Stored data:
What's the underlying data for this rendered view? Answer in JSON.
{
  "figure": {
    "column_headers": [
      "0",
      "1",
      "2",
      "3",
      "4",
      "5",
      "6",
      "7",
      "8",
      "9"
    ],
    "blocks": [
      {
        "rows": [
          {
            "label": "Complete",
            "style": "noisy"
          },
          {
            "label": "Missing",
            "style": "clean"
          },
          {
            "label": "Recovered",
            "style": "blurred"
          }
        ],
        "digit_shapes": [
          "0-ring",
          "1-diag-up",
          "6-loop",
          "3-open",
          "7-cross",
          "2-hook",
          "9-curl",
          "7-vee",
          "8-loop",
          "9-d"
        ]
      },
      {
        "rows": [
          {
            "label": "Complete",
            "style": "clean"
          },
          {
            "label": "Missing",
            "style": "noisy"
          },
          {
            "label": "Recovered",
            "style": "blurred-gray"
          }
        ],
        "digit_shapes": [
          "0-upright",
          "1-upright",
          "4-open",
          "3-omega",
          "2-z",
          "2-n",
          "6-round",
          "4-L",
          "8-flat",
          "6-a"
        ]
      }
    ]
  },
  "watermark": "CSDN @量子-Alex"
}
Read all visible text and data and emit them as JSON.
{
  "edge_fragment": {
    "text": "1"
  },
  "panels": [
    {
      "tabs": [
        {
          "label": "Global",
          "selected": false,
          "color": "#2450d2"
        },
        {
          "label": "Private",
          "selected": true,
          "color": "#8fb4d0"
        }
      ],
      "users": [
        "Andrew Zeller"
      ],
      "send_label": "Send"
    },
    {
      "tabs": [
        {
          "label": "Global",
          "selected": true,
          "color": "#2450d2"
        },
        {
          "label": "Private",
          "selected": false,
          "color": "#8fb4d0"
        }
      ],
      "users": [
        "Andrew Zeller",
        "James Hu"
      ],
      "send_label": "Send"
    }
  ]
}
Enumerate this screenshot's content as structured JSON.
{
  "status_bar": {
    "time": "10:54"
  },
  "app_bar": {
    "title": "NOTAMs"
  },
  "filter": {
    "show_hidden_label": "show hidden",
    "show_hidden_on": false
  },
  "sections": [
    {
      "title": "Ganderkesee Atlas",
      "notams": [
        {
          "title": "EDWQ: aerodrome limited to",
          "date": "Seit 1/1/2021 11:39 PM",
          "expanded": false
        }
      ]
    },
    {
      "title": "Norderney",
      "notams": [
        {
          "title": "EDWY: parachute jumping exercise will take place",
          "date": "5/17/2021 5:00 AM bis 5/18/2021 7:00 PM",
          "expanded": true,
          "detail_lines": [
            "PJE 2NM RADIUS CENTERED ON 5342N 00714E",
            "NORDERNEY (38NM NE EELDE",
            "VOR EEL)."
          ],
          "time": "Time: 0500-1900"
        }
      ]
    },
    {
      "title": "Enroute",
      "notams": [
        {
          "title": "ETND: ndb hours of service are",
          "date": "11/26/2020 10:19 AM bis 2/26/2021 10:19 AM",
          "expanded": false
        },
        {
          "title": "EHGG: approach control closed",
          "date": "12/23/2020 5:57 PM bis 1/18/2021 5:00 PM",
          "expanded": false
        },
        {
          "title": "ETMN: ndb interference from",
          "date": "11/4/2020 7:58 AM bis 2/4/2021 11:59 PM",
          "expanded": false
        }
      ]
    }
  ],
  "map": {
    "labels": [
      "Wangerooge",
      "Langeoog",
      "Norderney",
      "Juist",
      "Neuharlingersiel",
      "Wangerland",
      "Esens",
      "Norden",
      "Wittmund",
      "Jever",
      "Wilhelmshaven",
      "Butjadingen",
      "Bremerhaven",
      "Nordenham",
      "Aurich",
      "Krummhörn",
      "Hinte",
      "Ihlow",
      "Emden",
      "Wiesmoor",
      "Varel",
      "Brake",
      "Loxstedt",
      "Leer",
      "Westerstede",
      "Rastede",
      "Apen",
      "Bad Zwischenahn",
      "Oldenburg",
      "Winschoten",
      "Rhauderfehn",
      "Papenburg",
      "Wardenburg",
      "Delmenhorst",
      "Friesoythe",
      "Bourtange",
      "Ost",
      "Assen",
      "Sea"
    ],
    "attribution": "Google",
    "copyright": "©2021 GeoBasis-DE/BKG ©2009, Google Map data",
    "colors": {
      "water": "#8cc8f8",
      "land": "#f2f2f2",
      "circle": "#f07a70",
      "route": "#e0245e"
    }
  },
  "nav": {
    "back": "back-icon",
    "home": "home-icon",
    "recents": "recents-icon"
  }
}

Requirement:
Write the whole listing out again. Keep every line exactly as it is.

In response:
What's the underlying data for this rendered view? Answer in JSON.
{
  "figure": {
    "column_headers": [
      "0",
      "1",
      "2",
      "3",
      "4",
      "5",
      "6",
      "7",
      "8",
      "9"
    ],
    "blocks": [
      {
        "rows": [
          {
            "label": "Complete",
            "style": "noisy"
          },
          {
            "label": "Missing",
            "style": "clean"
          },
          {
            "label": "Recovered",
            "style": "blurred"
          }
        ],
        "digit_shapes": [
          "0-ring",
          "1-diag-up",
          "6-loop",
          "3-open",
          "7-cross",
          "2-hook",
          "9-curl",
          "7-vee",
          "8-loop",
          "9-d"
        ]
      },
      {
        "rows": [
          {
            "label": "Complete",
            "style": "clean"
          },
          {
            "label": "Missing",
            "style": "noisy"
          },
          {
            "label": "Recovered",
            "style": "blurred-gray"
          }
        ],
        "digit_shapes": [
          "0-upright",
          "1-upright",
          "4-open",
          "3-omega",
          "2-z",
          "2-n",
          "6-round",
          "4-L",
          "8-flat",
          "6-a"
        ]
      }
    ]
  },
  "watermark": "CSDN @量子-Alex"
}
Read all visible text and data and emit them as JSON.
{
  "edge_fragment": {
    "text": "1"
  },
  "panels": [
    {
      "tabs": [
        {
          "label": "Global",
          "selected": false,
          "color": "#2450d2"
        },
        {
          "label": "Private",
          "selected": true,
          "color": "#8fb4d0"
        }
      ],
      "users": [
        "Andrew Zeller"
      ],
      "send_label": "Send"
    },
    {
      "tabs": [
        {
          "label": "Global",
          "selected": true,
          "color": "#2450d2"
        },
        {
          "label": "Private",
          "selected": false,
          "color": "#8fb4d0"
        }
      ],
      "users": [
        "Andrew Zeller",
        "James Hu"
      ],
      "send_label": "Send"
    }
  ]
}
Enumerate this screenshot's content as structured JSON.
{
  "status_bar": {
    "time": "10:54"
  },
  "app_bar": {
    "title": "NOTAMs"
  },
  "filter": {
    "show_hidden_label": "show hidden",
    "show_hidden_on": false
  },
  "sections": [
    {
      "title": "Ganderkesee Atlas",
      "notams": [
        {
          "title": "EDWQ: aerodrome limited to",
          "date": "Seit 1/1/2021 11:39 PM",
          "expanded": false
        }
      ]
    },
    {
      "title": "Norderney",
      "notams": [
        {
          "title": "EDWY: parachute jumping exercise will take place",
          "date": "5/17/2021 5:00 AM bis 5/18/2021 7:00 PM",
          "expanded": true,
          "detail_lines": [
            "PJE 2NM RADIUS CENTERED ON 5342N 00714E",
            "NORDERNEY (38NM NE EELDE",
            "VOR EEL)."
          ],
          "time": "Time: 0500-1900"
        }
      ]
    },
    {
      "title": "Enroute",
      "notams": [
        {
          "title": "ETND: ndb hours of service are",
          "date": "11/26/2020 10:19 AM bis 2/26/2021 10:19 AM",
          "expanded": false
        },
        {
          "title": "EHGG: approach control closed",
          "date": "12/23/2020 5:57 PM bis 1/18/2021 5:00 PM",
          "expanded": false
        },
        {
          "title": "ETMN: ndb interference from",
          "date": "11/4/2020 7:58 AM bis 2/4/2021 11:59 PM",
          "expanded": false
        }
      ]
    }
  ],
  "map": {
    "labels": [
      "Wangerooge",
      "Langeoog",
      "Norderney",
      "Juist",
      "Neuharlingersiel",
      "Wangerland",
      "Esens",
      "Norden",
      "Wittmund",
      "Jever",
      "Wilhelmshaven",
      "Butjadingen",
      "Bremerhaven",
      "Nordenham",
      "Aurich",
      "Krummhörn",
      "Hinte",
      "Ihlow",
      "Emden",
      "Wiesmoor",
      "Varel",
      "Brake",
      "Loxstedt",
      "Leer",
      "Westerstede",
      "Rastede",
      "Apen",
      "Bad Zwischenahn",
      "Oldenburg",
      "Winschoten",
      "Rhauderfehn",
      "Papenburg",
      "Wardenburg",
      "Delmenhorst",
      "Friesoythe",
      "Bourtange",
      "Ost",
      "Assen",
      "Sea"
    ],
    "attribution": "Google",
    "copyright": "©2021 GeoBasis-DE/BKG ©2009, Google Map data",
    "colors": {
      "water": "#8cc8f8",
      "land": "#f2f2f2",
      "circle": "#f07a70",
      "route": "#e0245e"
    }
  },
  "nav": {
    "back": "back-icon",
    "home": "home-icon",
    "recents": "recents-icon"
  }
}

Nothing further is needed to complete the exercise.